Provided passage
** begin **

In the Southern Hemisphere, it is best observed in March.

Annotated Image

Stars in Messier 44

Messier 44 is home to predominantly blue and white main-sequence stars, accompanied by red giants and white dwarfs.

Main-sequence stars are like our very own sun; they’re still fusing hydrogen in their cores. As for the red giants, these are brighter, more evolved stars that have left the main-sequence phase and have turned into red giants. Typically, they are cooler than our sun but more luminous. White dwarfs are stars that have completed their life cycle. They are what remains of the star, a hot, dense core. All that remains of a low-to-medium mass star has exhausted its fuel. There are also several binary or even triple systems, stars with one or more companions.

** end **

Records supplied
** begin **

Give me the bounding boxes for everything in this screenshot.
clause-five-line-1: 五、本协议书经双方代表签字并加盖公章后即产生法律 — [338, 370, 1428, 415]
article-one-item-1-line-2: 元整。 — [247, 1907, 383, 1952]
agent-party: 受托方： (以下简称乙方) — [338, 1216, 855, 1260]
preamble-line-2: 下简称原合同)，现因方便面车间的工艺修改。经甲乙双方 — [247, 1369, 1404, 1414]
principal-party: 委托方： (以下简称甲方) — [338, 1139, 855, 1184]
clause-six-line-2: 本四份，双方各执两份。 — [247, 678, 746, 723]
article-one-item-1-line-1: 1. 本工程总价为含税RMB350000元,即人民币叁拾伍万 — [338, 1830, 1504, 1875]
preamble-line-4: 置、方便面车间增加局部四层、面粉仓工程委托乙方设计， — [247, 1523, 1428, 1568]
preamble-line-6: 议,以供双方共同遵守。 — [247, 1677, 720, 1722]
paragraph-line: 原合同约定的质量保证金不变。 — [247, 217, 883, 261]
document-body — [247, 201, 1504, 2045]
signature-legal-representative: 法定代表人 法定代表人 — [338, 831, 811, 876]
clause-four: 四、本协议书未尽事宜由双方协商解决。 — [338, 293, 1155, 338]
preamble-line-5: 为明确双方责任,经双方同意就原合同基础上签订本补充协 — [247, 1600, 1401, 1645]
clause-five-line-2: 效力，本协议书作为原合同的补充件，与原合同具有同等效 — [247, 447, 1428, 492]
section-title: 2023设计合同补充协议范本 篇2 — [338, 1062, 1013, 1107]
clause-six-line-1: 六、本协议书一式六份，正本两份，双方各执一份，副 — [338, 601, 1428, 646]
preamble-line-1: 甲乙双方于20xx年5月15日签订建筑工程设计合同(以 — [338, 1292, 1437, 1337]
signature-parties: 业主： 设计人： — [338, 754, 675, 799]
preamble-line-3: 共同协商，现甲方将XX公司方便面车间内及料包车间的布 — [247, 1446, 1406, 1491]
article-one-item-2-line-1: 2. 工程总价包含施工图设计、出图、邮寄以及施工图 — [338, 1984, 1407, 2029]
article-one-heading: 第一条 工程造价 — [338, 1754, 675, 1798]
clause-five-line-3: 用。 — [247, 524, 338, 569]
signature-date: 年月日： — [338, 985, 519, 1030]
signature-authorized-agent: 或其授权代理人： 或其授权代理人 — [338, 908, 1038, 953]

** end **

Short problem
Extend the Messier 44 passage, picking up right after its final sentence. The data has no connection to the Messier 44 text.

Solved exercise
Lets Test the Science

As we can see from the above graph, there is a very well-formed section of main-sequence stars, which is expected. Also, noticing that there are some stars which are leaving the main-sequence. This ‘bend’ can help determine the age of clusters as stars begin to exhaust their core hydrogen. You can almost think of this graph as a running race, all the stars are starting at the same time, faster runners (massive stars) finish first and move off the main sequence toward the upper-right (red giant region). Slower runners (smaller stars) are still running. The main turn-off point appears to occur around yellow-white stars, indicating stars slightly more massive than the Sun are now evolving off the main sequence, stars that are more massive than our Sun and therefore will die sooner. Despite bigger stars having more fuel, they have much shorter lives than those of low-mass stars. This is because stars with higher mass have much higher core pressure and temperature, which make nuclear fusion run more rapidly and thus burn through their fuel much faster.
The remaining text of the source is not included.